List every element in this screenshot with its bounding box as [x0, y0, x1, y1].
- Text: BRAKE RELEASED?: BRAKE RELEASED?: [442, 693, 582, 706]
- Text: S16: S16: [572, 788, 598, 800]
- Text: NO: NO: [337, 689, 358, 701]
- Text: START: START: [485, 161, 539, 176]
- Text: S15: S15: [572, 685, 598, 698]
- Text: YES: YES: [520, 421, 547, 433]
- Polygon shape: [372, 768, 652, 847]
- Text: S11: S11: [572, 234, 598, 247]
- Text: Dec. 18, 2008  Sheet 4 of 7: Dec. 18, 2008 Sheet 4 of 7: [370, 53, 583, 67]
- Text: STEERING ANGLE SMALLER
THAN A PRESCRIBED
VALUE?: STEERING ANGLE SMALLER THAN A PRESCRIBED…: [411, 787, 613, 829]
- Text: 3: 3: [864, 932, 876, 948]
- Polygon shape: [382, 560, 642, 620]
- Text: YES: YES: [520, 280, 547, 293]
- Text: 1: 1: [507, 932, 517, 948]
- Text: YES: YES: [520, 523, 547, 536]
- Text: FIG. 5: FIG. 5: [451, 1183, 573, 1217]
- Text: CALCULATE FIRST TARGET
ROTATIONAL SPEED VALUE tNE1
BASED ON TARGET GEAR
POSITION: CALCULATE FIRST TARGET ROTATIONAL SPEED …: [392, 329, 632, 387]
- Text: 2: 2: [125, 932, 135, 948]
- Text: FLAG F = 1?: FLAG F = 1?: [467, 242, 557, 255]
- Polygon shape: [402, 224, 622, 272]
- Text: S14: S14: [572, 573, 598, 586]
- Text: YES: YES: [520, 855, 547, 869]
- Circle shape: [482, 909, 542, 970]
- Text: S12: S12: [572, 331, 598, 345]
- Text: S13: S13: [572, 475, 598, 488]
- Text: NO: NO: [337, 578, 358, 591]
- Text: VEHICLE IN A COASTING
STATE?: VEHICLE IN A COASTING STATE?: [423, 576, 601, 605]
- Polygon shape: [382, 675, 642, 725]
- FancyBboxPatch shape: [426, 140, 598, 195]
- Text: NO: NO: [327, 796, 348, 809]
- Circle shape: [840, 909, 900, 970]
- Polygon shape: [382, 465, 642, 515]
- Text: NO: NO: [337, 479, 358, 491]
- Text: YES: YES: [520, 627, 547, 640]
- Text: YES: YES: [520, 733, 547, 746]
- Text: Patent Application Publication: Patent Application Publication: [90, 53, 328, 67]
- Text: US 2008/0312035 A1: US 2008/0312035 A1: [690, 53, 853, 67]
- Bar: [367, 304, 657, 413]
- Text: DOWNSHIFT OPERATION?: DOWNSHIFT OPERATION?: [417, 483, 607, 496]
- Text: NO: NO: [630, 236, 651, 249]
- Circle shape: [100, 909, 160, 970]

- - - - - - -

*Exercise instructions*: Reproduce every line of the material above verbatim, without changing, adding, or leaving out anything.

*Completed exercise*:
List every element in this screenshot with its bounding box as [x0, y0, x1, y1].
- Text: BRAKE RELEASED?: BRAKE RELEASED?: [442, 693, 582, 706]
- Text: S16: S16: [572, 788, 598, 800]
- Text: NO: NO: [337, 689, 358, 701]
- Text: START: START: [485, 161, 539, 176]
- Text: S15: S15: [572, 685, 598, 698]
- Text: YES: YES: [520, 421, 547, 433]
- Polygon shape: [372, 768, 652, 847]
- Text: S11: S11: [572, 234, 598, 247]
- Text: Dec. 18, 2008  Sheet 4 of 7: Dec. 18, 2008 Sheet 4 of 7: [370, 53, 583, 67]
- Text: STEERING ANGLE SMALLER
THAN A PRESCRIBED
VALUE?: STEERING ANGLE SMALLER THAN A PRESCRIBED…: [411, 787, 613, 829]
- Text: 3: 3: [864, 932, 876, 948]
- Polygon shape: [382, 560, 642, 620]
- Text: YES: YES: [520, 280, 547, 293]
- Text: 1: 1: [507, 932, 517, 948]
- Text: YES: YES: [520, 523, 547, 536]
- Text: FIG. 5: FIG. 5: [451, 1183, 573, 1217]
- Text: CALCULATE FIRST TARGET
ROTATIONAL SPEED VALUE tNE1
BASED ON TARGET GEAR
POSITION: CALCULATE FIRST TARGET ROTATIONAL SPEED …: [392, 329, 632, 387]
- Text: 2: 2: [125, 932, 135, 948]
- Text: FLAG F = 1?: FLAG F = 1?: [467, 242, 557, 255]
- Polygon shape: [402, 224, 622, 272]
- Text: S14: S14: [572, 573, 598, 586]
- Text: YES: YES: [520, 855, 547, 869]
- Circle shape: [482, 909, 542, 970]
- Text: S12: S12: [572, 331, 598, 345]
- Text: S13: S13: [572, 475, 598, 488]
- Text: NO: NO: [337, 578, 358, 591]
- Text: VEHICLE IN A COASTING
STATE?: VEHICLE IN A COASTING STATE?: [423, 576, 601, 605]
- Polygon shape: [382, 675, 642, 725]
- FancyBboxPatch shape: [426, 140, 598, 195]
- Text: NO: NO: [327, 796, 348, 809]
- Circle shape: [840, 909, 900, 970]
- Polygon shape: [382, 465, 642, 515]
- Text: NO: NO: [337, 479, 358, 491]
- Text: YES: YES: [520, 627, 547, 640]
- Text: YES: YES: [520, 733, 547, 746]
- Text: Patent Application Publication: Patent Application Publication: [90, 53, 328, 67]
- Text: US 2008/0312035 A1: US 2008/0312035 A1: [690, 53, 853, 67]
- Bar: [367, 304, 657, 413]
- Text: DOWNSHIFT OPERATION?: DOWNSHIFT OPERATION?: [417, 483, 607, 496]
- Text: NO: NO: [630, 236, 651, 249]
- Circle shape: [100, 909, 160, 970]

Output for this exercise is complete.